■ **MATERIAL TO PROCESS**
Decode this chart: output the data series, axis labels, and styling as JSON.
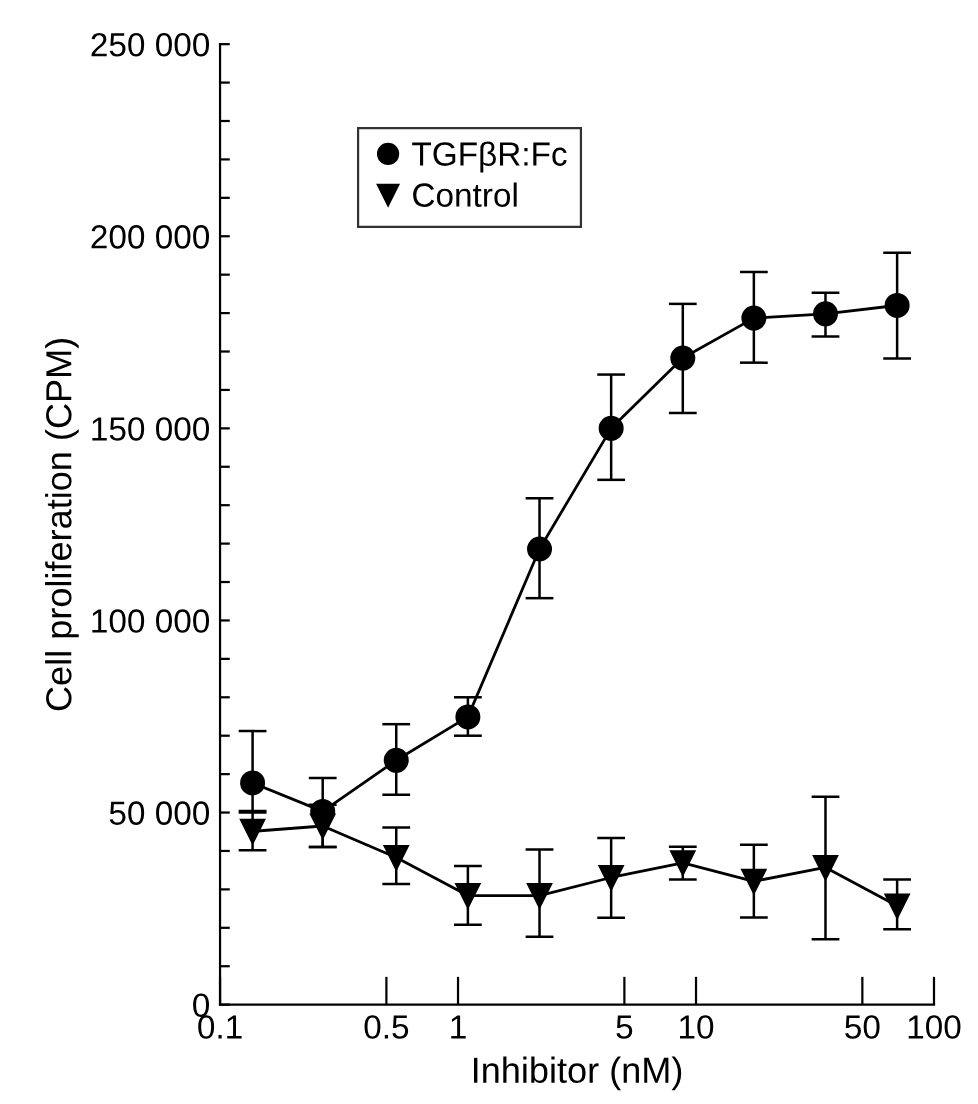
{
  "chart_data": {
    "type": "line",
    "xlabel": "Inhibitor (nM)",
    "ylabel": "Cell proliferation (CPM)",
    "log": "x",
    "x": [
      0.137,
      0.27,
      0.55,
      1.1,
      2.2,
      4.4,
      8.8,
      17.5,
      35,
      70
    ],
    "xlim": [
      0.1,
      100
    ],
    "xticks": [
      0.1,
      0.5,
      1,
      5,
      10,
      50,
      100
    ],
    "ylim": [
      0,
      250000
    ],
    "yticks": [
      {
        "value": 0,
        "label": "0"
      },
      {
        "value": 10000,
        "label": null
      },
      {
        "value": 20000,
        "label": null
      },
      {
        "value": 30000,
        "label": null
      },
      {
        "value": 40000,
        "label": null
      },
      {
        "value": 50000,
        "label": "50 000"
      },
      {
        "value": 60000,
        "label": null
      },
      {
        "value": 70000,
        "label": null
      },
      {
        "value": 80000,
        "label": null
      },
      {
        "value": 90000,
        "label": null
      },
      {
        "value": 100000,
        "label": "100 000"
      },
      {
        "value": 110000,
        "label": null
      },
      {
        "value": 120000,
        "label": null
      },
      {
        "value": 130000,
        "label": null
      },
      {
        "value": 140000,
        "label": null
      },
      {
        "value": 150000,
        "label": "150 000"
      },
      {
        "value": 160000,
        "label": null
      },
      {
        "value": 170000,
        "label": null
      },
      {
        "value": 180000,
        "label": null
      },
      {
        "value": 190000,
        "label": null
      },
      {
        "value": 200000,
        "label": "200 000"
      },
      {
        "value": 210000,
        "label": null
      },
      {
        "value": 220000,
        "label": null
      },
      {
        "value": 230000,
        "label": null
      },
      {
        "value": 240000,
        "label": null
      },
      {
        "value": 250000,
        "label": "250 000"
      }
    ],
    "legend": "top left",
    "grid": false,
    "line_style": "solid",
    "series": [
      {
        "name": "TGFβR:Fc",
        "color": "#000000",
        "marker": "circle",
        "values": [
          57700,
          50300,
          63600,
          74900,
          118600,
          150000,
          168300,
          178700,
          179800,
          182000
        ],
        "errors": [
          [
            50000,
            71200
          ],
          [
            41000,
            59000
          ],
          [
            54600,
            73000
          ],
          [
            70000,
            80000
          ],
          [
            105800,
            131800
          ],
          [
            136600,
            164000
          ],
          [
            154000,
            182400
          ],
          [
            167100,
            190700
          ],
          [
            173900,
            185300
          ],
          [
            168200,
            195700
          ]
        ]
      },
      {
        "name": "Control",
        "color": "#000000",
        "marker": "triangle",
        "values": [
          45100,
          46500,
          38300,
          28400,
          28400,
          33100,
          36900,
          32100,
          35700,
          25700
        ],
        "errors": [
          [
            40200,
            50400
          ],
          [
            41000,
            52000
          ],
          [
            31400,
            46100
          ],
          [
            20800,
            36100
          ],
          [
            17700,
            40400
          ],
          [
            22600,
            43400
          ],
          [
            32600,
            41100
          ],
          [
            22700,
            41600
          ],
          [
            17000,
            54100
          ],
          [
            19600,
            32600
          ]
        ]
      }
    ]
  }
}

■ **STATED TASK**
Write the number of lines containing the word "series" and nothing besides it.

■ **TASK OUTPUT**
2